Job: Pick up the transcript below about turning brain data into art and carry it on from where it stops.

Our brain tissue disappears.
But I also was very curious about,
scientifically, honestly, what memory means.
Like where do they come from?
What is the cognitive representation of a memory/
[Narrator] And the images
on these 20-foot-tall LED screens
represent the real data behind that process.
And these moments are really trying to give a sense
of a tangible feeling of a memory.
I know that we are not there,
as technology that truly transcribes memory,
but it at least gives a glimpse
of an abstract language of a memory.
That's one of those feelings that is hidden
in those algorithmic exploration of data.
[Narrator] Anadol partnered with scientists
at a neuroscience lab.
They asked subjects to concentrate on childhood memories,
and recorded all their brain pulses using an EEG.
[Refik] The data itself is literally pulsing
in four milliseconds of human brain activity,
in the two locations of brain,
from hippocampus to frontal left lobe,
and the algorithm symbolizes the moment of remembering,
and it is how poetic,
moment of this firing locations
in two locationss of the brain.
[Narrator] Anadol and his team created custom software
that transformed all of that brain data
into an artistic interpretation of the neurons firing.
Another example of how we use this technology
to describe life.
I never stop thinking about data
as a mean of like material.
Sometimes it can be wind data.
It can be wifi, be a little signal.
It can be machine decisions.
It can be CPU data, GPU data.
It's honestly anything that machine needs
to understand life,
can become a material for this imagination.
One problem we have to solve today [laughs]
is the visual discontinuity problem.
[Narrator] Anadol has built a team
with expertise in different fields
to help him fulfill his vision.

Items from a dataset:

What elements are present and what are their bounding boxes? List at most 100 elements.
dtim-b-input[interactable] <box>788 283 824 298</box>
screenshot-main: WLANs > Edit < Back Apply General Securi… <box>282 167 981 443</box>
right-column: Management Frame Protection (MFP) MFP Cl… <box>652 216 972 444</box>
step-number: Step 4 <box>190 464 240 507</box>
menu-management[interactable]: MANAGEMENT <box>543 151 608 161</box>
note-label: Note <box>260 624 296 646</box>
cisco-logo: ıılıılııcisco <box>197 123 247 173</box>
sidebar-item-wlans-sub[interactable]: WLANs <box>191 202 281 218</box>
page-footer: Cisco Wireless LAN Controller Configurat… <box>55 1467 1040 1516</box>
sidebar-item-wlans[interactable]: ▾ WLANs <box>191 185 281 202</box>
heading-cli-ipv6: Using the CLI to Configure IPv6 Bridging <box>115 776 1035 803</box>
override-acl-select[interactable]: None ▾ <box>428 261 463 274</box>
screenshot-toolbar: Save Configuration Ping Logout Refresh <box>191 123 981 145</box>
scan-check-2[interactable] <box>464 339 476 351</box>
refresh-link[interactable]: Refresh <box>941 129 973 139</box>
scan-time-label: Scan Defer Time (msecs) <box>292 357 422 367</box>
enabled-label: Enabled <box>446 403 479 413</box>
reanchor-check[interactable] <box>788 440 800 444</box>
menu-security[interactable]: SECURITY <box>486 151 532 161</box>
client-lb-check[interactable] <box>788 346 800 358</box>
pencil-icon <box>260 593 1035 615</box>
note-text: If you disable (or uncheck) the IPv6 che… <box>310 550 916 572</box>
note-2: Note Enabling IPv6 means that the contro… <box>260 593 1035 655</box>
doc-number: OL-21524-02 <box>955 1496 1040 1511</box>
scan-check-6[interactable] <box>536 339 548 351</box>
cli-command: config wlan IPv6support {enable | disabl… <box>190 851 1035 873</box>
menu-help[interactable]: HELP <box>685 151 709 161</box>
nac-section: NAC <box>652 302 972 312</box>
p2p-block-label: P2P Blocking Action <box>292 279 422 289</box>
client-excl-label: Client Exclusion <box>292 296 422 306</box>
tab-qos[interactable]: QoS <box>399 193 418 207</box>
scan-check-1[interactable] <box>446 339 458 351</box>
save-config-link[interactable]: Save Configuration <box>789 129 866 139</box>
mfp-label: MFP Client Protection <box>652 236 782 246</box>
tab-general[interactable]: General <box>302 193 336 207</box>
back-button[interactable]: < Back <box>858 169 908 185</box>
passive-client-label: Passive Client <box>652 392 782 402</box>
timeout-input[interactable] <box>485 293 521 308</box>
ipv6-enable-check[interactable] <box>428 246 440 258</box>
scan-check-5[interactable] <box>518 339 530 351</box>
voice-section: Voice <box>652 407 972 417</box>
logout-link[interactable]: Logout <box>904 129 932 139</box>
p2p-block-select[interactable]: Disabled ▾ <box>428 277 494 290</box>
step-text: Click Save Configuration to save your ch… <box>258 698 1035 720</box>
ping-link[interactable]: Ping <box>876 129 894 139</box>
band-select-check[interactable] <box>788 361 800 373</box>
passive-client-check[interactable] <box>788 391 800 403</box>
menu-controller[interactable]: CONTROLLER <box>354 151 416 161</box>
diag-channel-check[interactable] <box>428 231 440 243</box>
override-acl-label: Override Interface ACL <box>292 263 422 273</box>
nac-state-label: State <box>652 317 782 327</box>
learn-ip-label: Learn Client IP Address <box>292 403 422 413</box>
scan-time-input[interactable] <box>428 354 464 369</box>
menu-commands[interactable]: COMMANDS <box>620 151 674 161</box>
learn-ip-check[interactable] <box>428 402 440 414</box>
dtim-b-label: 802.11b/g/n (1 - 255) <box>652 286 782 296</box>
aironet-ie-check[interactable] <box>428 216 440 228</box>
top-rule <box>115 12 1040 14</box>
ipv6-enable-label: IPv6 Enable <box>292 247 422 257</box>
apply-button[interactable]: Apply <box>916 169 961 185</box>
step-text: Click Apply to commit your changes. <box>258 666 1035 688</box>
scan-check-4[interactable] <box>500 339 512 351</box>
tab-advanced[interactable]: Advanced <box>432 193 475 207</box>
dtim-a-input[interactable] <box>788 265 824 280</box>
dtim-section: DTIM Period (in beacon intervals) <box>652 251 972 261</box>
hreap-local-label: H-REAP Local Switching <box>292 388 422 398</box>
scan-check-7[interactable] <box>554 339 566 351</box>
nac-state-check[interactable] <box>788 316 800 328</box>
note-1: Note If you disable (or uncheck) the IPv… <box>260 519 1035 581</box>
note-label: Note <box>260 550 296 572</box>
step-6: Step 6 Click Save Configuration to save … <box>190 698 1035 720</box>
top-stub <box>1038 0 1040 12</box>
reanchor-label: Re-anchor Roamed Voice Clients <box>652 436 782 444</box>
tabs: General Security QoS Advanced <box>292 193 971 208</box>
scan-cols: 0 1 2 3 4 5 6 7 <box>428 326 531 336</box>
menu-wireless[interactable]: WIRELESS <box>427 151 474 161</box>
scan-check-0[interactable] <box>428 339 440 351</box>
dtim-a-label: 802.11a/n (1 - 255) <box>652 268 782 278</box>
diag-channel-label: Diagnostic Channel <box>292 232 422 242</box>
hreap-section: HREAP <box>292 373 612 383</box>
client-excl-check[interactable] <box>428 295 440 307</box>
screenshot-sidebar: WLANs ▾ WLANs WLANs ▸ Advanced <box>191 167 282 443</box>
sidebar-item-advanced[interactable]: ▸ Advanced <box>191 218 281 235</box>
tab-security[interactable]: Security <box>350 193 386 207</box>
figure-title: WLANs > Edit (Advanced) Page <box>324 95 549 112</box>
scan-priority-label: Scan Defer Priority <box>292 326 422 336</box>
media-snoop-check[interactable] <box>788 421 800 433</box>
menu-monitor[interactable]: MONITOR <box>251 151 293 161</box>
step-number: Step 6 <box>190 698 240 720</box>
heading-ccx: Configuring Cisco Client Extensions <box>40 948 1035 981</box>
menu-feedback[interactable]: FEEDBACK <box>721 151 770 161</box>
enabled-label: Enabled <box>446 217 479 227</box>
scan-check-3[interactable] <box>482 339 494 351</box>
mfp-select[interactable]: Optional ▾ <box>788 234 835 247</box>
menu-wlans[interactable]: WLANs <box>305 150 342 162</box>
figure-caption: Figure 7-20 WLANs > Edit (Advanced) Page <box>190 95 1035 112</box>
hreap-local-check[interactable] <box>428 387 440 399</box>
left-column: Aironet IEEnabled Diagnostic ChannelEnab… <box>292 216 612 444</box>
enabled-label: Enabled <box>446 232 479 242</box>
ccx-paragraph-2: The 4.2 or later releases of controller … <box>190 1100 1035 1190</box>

Task answer:
AI experts, computer scientists, architects, and designers.
[Refik] Produce them, we want to make them continuous.
[Narrator] And they're working at a new work flow
for a data-driven public art project set for Portland.
For this one, Anadol's letting hundreds of thousands
of images of Portland inform both the projections
and the structure they'll be projected on.
The team is using a 3D printer
to build the structure one panel at a time.
It will ultimately be a 21-foot-tall sculpture.
[Refik] I found that we were stuck
in this just virtual world.
I found that we are in the screens,
2D flat world of imagination.
I was really looking forward,
how we can take this machine consciousness
out of the screen and bring it to the 3D world.
[Narrator] Whatever's in store
for the future of Anadol's work,
data machine learning will be the foundation.
It's very clear that machines can really capture our data,
machines can capture our decisions, our memories,
but it's not clear what will happen to them.
And I think, also, clearly,
the data we leave behind
is the memories of humanity.
My obsession with this relationship
is what else we can do with that.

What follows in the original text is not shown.